(Records excerpted from a collection)
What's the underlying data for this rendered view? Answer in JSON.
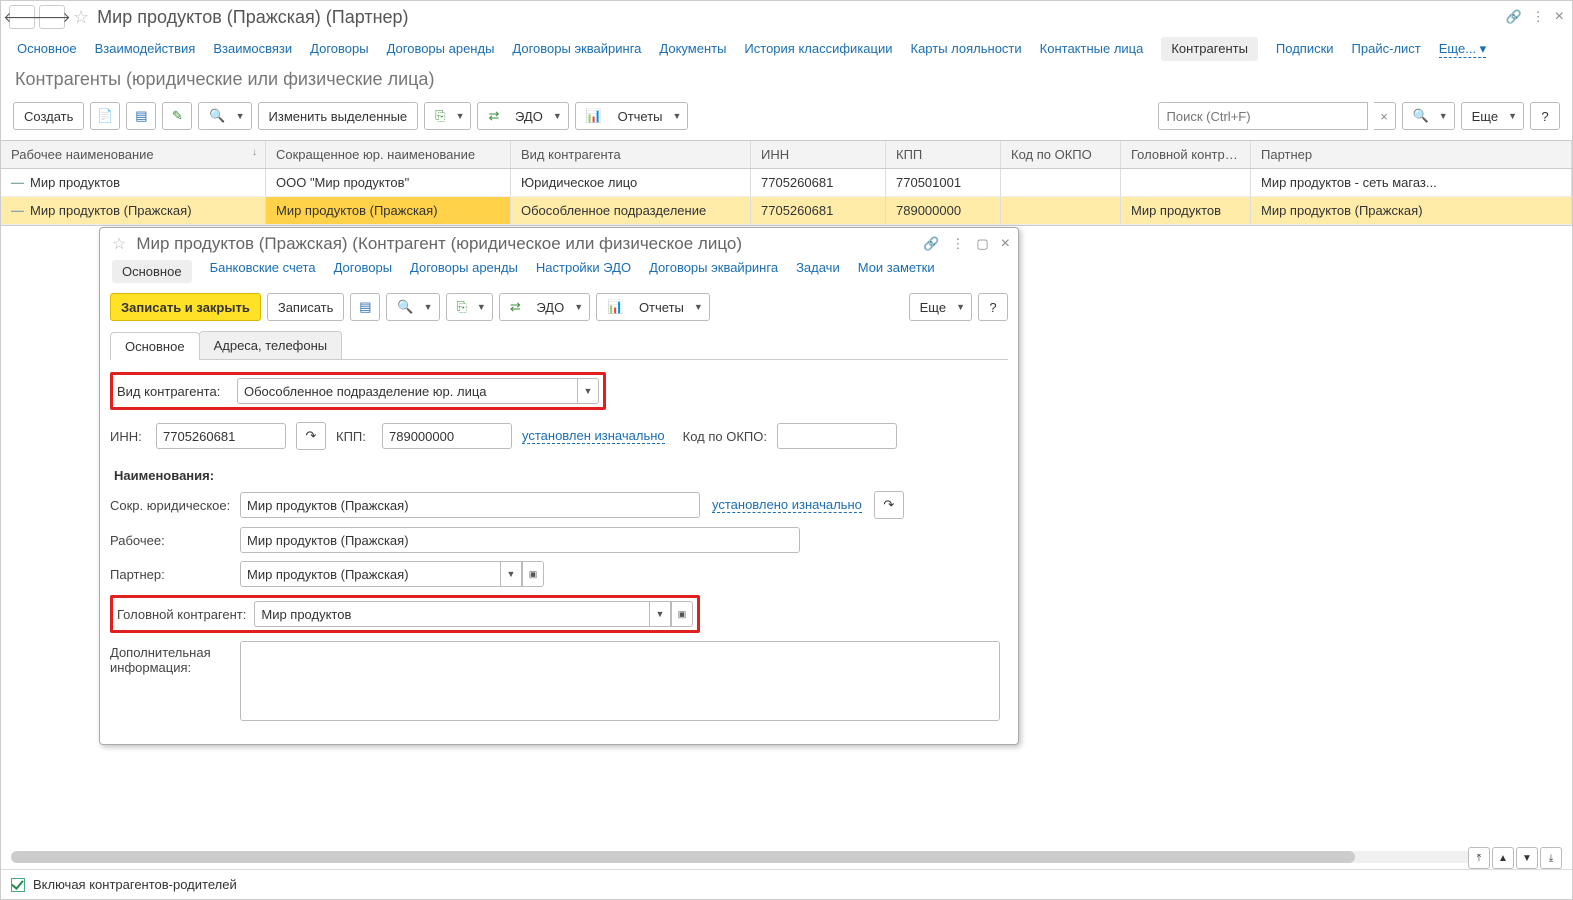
{
  "topbar": {
    "title": "Мир продуктов (Пражская) (Партнер)"
  },
  "tabs": {
    "items": [
      {
        "label": "Основное",
        "active": false
      },
      {
        "label": "Взаимодействия"
      },
      {
        "label": "Взаимосвязи"
      },
      {
        "label": "Договоры"
      },
      {
        "label": "Договоры аренды"
      },
      {
        "label": "Договоры эквайринга"
      },
      {
        "label": "Документы"
      },
      {
        "label": "История классификации"
      },
      {
        "label": "Карты лояльности"
      },
      {
        "label": "Контактные лица"
      },
      {
        "label": "Контрагенты",
        "active": true
      },
      {
        "label": "Подписки"
      },
      {
        "label": "Прайс-лист"
      },
      {
        "label": "Еще..."
      }
    ]
  },
  "section_title": "Контрагенты (юридические или физические лица)",
  "toolbar": {
    "create": "Создать",
    "edit_selected": "Изменить выделенные",
    "edo": "ЭДО",
    "reports": "Отчеты",
    "search_placeholder": "Поиск (Ctrl+F)",
    "more": "Еще"
  },
  "table": {
    "headers": [
      "Рабочее наименование",
      "Сокращенное юр. наименование",
      "Вид контрагента",
      "ИНН",
      "КПП",
      "Код по ОКПО",
      "Головной контрагент",
      "Партнер"
    ],
    "rows": [
      {
        "name": "Мир продуктов",
        "short": "ООО \"Мир продуктов\"",
        "kind": "Юридическое лицо",
        "inn": "7705260681",
        "kpp": "770501001",
        "okpo": "",
        "head": "",
        "partner": "Мир продуктов - сеть магаз...",
        "selected": false
      },
      {
        "name": "Мир продуктов (Пражская)",
        "short": "Мир продуктов (Пражская)",
        "kind": "Обособленное подразделение",
        "inn": "7705260681",
        "kpp": "789000000",
        "okpo": "",
        "head": "Мир продуктов",
        "partner": "Мир продуктов (Пражская)",
        "selected": true
      }
    ]
  },
  "dialog": {
    "title": "Мир продуктов (Пражская) (Контрагент (юридическое или физическое лицо)",
    "tabs": [
      "Основное",
      "Банковские счета",
      "Договоры",
      "Договоры аренды",
      "Настройки ЭДО",
      "Договоры эквайринга",
      "Задачи",
      "Мои заметки"
    ],
    "active_tab": "Основное",
    "toolbar": {
      "save_close": "Записать и закрыть",
      "save": "Записать",
      "edo": "ЭДО",
      "reports": "Отчеты",
      "more": "Еще"
    },
    "inner_tabs": [
      "Основное",
      "Адреса, телефоны"
    ],
    "fields": {
      "kind_label": "Вид контрагента:",
      "kind_value": "Обособленное подразделение юр. лица",
      "inn_label": "ИНН:",
      "inn_value": "7705260681",
      "kpp_label": "КПП:",
      "kpp_value": "789000000",
      "kpp_link": "установлен изначально",
      "okpo_label": "Код по ОКПО:",
      "okpo_value": "",
      "naming_header": "Наименования:",
      "short_label": "Сокр. юридическое:",
      "short_value": "Мир продуктов (Пражская)",
      "short_link": "установлено изначально",
      "work_label": "Рабочее:",
      "work_value": "Мир продуктов (Пражская)",
      "partner_label": "Партнер:",
      "partner_value": "Мир продуктов (Пражская)",
      "head_label": "Головной контрагент:",
      "head_value": "Мир продуктов",
      "extra_label": "Дополнительная информация:",
      "extra_value": ""
    }
  },
  "statusbar": {
    "label": "Включая контрагентов-родителей",
    "checked": true
  }
}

▸ SET TASK
Going through the records above, state how many lines carry "аренды", with no other text.

▸ THE OUTPUT
2